JOB:
State how many lines of the entries hold the string "fraction". Reply with the number alone.
##### DATASET CONTENT #####
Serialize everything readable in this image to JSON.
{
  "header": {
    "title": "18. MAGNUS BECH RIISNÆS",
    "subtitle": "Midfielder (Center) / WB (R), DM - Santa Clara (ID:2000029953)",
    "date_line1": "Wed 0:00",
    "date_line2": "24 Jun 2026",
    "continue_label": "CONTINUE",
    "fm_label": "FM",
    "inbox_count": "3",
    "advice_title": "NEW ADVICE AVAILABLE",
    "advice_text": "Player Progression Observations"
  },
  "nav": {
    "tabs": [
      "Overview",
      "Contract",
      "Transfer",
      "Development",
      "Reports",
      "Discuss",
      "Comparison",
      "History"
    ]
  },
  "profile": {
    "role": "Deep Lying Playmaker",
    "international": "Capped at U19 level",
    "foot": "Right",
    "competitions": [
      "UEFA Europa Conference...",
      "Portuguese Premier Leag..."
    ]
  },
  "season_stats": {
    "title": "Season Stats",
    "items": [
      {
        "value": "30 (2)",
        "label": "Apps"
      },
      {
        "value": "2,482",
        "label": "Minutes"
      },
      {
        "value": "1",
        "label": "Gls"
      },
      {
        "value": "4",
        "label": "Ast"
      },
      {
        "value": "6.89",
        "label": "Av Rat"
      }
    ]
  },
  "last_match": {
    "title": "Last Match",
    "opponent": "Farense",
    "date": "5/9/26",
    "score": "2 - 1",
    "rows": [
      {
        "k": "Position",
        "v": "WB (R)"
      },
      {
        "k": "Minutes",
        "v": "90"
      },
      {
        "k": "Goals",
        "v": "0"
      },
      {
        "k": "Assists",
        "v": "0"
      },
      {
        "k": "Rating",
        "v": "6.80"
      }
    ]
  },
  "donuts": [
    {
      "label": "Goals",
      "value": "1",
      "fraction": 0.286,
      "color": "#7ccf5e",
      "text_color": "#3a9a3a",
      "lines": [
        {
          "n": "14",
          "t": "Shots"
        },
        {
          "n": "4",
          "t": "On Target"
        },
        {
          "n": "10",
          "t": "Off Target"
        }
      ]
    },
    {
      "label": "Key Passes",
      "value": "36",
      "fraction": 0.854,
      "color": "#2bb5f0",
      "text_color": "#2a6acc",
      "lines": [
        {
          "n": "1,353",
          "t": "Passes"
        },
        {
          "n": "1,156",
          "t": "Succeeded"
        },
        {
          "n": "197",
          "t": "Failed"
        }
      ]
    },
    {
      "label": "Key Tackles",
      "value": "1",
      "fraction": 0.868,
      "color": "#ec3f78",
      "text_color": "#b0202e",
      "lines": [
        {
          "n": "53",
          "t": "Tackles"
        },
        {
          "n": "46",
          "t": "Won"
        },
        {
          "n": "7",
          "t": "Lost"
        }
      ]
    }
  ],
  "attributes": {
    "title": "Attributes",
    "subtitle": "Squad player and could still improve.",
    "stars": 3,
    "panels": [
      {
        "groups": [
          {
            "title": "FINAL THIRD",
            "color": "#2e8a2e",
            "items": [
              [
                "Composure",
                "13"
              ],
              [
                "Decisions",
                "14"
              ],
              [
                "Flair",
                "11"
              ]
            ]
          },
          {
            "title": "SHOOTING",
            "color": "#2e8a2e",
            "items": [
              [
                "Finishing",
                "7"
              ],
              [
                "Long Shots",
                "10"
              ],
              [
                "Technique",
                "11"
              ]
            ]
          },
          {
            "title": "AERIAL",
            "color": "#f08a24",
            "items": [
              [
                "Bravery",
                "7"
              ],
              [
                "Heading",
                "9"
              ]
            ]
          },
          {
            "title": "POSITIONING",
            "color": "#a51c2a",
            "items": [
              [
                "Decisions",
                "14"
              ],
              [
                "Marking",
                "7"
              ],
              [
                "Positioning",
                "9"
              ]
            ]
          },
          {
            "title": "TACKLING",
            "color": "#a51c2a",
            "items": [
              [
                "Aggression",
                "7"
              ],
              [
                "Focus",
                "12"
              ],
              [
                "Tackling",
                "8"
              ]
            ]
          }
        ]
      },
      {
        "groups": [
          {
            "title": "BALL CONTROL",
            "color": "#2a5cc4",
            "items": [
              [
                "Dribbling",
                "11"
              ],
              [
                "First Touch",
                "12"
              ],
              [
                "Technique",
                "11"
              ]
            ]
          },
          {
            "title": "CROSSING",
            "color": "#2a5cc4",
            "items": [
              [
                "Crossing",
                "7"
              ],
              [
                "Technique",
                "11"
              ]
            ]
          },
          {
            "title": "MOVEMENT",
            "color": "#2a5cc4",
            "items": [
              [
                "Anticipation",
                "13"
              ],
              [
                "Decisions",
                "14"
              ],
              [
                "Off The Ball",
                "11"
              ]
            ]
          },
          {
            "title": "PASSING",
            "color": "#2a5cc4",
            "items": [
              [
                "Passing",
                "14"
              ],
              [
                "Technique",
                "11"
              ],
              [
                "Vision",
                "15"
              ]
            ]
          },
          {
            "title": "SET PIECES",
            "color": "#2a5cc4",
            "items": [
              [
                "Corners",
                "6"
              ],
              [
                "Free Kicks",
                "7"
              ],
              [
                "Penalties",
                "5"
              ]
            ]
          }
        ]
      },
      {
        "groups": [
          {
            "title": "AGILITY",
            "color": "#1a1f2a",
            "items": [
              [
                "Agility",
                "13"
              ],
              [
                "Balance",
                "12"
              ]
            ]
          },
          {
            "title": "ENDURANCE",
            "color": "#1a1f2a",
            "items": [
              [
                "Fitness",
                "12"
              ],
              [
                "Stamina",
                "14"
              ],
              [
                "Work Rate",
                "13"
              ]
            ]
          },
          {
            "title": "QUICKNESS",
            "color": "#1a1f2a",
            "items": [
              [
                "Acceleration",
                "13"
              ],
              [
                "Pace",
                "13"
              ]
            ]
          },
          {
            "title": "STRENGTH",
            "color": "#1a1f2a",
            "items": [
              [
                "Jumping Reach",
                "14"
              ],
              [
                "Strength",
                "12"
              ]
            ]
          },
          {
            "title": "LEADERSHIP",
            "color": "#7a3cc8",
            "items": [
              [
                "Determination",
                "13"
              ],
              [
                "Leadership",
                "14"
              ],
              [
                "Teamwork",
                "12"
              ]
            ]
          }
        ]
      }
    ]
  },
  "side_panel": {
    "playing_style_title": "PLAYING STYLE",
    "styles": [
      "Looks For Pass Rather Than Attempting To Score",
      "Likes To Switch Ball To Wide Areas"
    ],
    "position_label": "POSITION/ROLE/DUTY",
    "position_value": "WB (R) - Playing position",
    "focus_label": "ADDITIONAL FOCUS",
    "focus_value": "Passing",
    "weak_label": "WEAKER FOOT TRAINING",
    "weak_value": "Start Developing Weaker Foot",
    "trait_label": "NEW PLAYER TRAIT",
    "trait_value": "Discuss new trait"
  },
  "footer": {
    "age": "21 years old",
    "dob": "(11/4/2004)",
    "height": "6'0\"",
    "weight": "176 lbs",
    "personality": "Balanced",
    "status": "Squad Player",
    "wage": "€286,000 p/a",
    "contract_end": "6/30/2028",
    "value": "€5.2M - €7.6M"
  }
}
#####
WRITTEN SOLUTION:
3